### Exercise aim
Report how many lines contain the word "JSON"; answer with the number only.

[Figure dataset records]

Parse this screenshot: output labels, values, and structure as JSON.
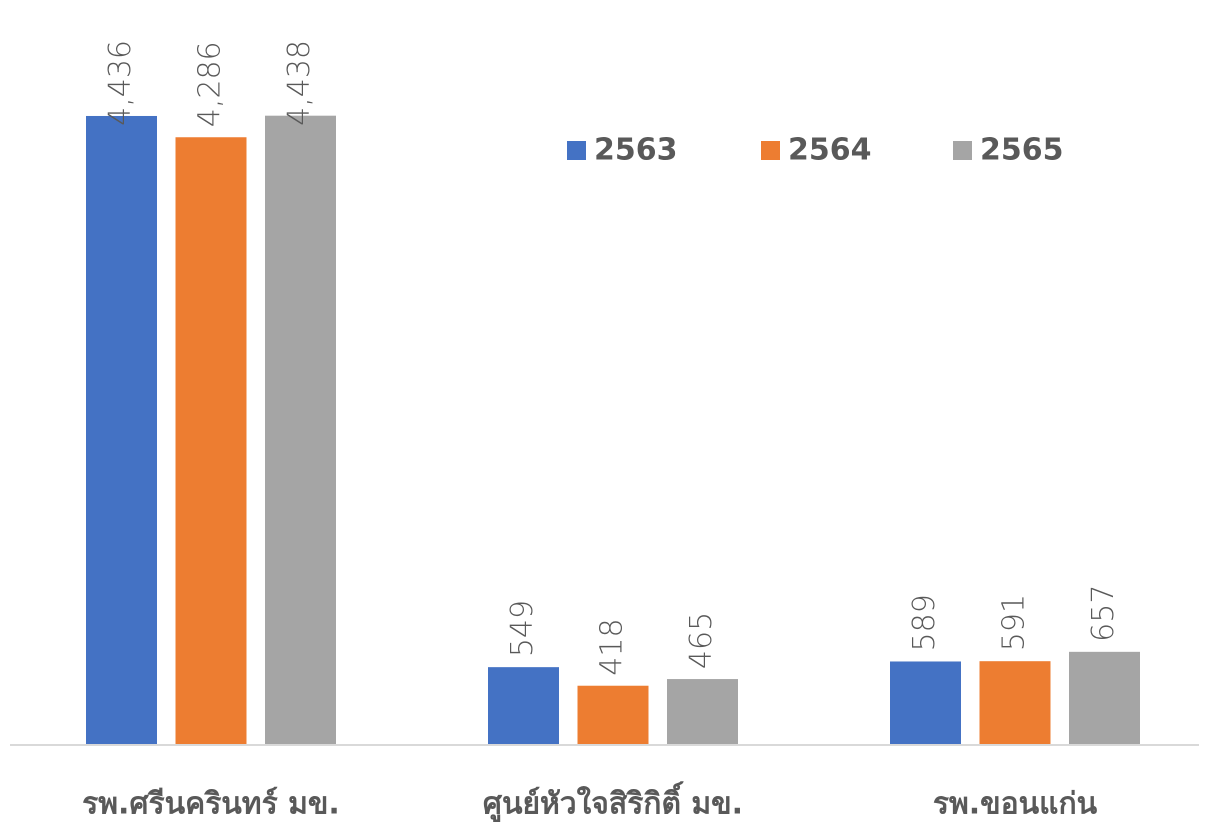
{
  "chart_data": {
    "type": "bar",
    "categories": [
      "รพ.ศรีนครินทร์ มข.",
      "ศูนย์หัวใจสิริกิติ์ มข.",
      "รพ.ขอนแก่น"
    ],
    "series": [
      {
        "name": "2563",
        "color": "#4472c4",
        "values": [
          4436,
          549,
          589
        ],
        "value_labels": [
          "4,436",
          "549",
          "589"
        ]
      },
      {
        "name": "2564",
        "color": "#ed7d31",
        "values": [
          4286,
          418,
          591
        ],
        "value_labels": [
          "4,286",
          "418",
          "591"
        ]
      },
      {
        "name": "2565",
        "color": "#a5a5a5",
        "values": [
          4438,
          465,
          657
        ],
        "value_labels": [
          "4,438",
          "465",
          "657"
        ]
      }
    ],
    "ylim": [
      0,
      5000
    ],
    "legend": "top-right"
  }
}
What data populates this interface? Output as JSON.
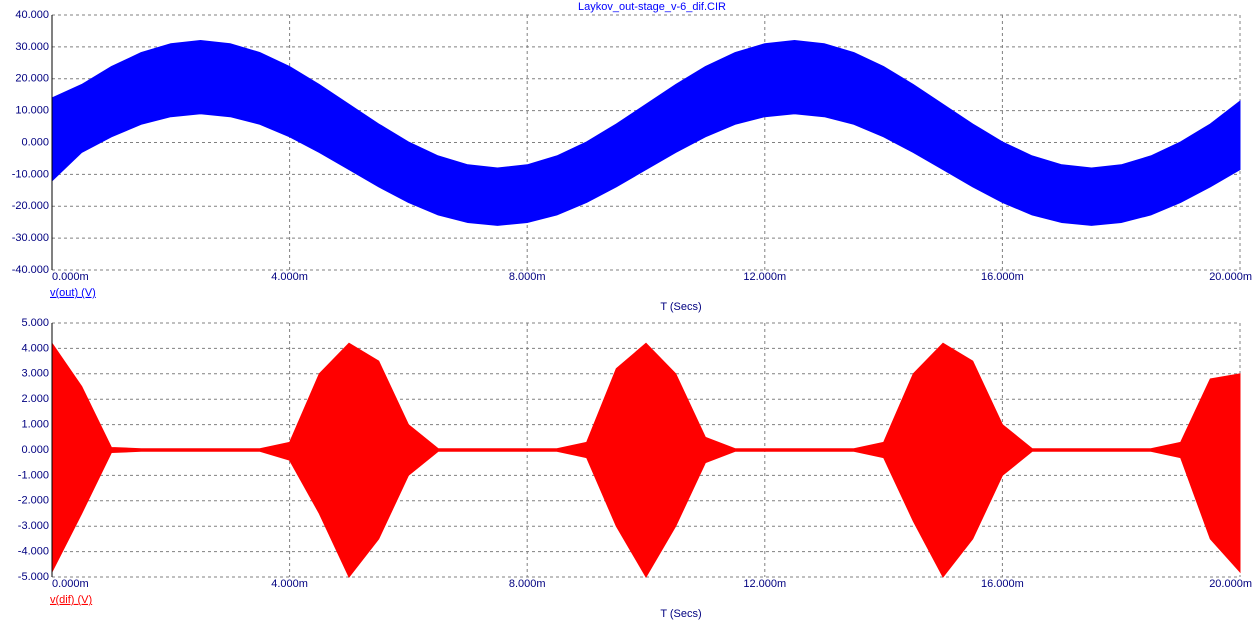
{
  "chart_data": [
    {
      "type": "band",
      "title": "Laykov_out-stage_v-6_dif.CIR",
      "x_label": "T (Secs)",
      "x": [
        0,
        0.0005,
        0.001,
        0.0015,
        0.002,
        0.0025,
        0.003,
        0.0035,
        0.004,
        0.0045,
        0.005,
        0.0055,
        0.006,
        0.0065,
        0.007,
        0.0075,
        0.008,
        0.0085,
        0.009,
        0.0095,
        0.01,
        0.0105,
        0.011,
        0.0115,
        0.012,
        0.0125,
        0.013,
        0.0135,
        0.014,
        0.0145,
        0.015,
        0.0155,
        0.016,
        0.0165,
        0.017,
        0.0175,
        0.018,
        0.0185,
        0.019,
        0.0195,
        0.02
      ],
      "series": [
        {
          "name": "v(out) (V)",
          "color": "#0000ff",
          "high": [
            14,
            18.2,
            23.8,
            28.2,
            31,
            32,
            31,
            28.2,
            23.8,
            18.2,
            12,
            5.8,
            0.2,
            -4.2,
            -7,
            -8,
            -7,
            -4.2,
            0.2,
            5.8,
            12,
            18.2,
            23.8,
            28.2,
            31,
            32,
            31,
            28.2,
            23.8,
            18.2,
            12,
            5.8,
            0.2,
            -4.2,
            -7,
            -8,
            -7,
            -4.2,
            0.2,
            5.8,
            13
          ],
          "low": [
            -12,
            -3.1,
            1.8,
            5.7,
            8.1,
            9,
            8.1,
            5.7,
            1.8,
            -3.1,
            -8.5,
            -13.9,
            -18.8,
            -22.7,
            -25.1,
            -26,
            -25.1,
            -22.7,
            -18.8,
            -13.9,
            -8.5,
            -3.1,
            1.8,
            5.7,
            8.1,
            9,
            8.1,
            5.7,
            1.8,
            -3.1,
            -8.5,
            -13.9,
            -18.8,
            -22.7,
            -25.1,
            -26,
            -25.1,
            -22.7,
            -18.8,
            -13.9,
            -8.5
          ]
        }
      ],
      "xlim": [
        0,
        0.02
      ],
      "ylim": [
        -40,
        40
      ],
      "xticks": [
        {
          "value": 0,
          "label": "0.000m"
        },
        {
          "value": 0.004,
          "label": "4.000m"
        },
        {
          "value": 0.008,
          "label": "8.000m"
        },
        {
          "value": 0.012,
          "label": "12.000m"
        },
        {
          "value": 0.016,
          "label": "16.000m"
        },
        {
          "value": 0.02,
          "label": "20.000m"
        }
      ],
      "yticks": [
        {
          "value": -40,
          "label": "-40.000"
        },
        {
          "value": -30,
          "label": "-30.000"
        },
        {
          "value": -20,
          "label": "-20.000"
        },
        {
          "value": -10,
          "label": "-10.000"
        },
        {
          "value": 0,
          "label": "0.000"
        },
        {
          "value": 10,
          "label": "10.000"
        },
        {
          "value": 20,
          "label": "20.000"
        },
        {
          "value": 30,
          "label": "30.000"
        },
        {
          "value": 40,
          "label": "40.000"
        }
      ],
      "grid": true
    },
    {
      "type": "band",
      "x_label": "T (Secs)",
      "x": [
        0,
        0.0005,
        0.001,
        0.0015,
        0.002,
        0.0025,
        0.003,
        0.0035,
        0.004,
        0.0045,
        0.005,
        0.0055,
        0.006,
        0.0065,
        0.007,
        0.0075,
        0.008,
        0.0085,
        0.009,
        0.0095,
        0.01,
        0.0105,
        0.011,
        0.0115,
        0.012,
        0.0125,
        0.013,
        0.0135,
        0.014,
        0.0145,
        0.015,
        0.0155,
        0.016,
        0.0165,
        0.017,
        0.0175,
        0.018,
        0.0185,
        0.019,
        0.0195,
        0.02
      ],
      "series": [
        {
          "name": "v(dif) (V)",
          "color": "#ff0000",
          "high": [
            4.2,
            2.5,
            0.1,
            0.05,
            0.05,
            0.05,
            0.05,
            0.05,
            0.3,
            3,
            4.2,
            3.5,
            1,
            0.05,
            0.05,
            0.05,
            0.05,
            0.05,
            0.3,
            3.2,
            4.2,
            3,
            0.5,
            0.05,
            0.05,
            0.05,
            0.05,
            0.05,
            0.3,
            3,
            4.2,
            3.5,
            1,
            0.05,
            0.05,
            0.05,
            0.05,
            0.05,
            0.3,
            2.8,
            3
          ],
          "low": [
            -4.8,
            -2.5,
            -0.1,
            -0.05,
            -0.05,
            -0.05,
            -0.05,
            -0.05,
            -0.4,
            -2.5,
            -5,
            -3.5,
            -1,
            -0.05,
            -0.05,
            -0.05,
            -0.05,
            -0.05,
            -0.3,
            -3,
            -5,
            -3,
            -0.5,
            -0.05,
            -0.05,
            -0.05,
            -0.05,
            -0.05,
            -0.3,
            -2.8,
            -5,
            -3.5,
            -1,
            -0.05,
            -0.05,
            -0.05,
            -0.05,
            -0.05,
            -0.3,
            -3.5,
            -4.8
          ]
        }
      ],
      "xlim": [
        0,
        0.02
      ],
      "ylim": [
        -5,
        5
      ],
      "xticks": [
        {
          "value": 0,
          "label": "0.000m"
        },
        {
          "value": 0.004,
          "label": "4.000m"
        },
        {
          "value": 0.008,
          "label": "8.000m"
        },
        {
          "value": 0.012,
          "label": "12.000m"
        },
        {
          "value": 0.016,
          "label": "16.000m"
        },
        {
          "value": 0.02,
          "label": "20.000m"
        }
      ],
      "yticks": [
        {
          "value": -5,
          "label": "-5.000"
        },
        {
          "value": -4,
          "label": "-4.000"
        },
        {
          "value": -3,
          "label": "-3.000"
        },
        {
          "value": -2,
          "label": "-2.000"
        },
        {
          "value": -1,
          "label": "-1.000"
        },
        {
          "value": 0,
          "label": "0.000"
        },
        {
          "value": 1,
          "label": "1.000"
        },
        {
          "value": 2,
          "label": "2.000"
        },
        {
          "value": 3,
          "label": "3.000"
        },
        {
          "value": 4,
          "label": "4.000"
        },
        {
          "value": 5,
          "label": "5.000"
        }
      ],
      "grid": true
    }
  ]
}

### Answer for this exercise
2